— Task data —

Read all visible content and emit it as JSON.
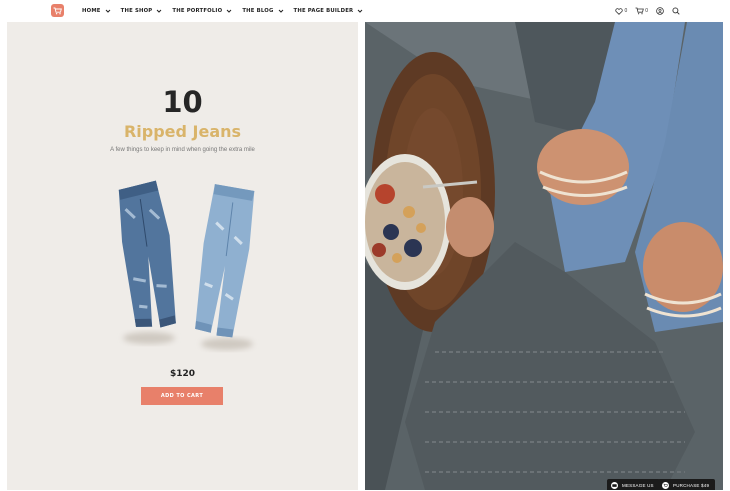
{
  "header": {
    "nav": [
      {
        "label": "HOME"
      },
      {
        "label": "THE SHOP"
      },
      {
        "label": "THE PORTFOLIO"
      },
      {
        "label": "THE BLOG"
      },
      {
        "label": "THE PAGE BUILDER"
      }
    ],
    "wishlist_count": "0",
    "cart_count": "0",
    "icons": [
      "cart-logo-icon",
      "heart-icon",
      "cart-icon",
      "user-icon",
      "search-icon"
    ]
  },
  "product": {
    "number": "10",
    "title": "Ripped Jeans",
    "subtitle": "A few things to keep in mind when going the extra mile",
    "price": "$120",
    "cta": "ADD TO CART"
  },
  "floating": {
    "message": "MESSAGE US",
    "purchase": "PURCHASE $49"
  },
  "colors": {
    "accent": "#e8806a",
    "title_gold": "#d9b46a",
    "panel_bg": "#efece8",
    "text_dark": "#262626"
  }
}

— Request —
Take the listing above and restate it word for word, without its pictures.

— Correct answer —
Read all visible content and emit it as JSON.
{
  "header": {
    "nav": [
      {
        "label": "HOME"
      },
      {
        "label": "THE SHOP"
      },
      {
        "label": "THE PORTFOLIO"
      },
      {
        "label": "THE BLOG"
      },
      {
        "label": "THE PAGE BUILDER"
      }
    ],
    "wishlist_count": "0",
    "cart_count": "0",
    "icons": [
      "cart-logo-icon",
      "heart-icon",
      "cart-icon",
      "user-icon",
      "search-icon"
    ]
  },
  "product": {
    "number": "10",
    "title": "Ripped Jeans",
    "subtitle": "A few things to keep in mind when going the extra mile",
    "price": "$120",
    "cta": "ADD TO CART"
  },
  "floating": {
    "message": "MESSAGE US",
    "purchase": "PURCHASE $49"
  },
  "colors": {
    "accent": "#e8806a",
    "title_gold": "#d9b46a",
    "panel_bg": "#efece8",
    "text_dark": "#262626"
  }
}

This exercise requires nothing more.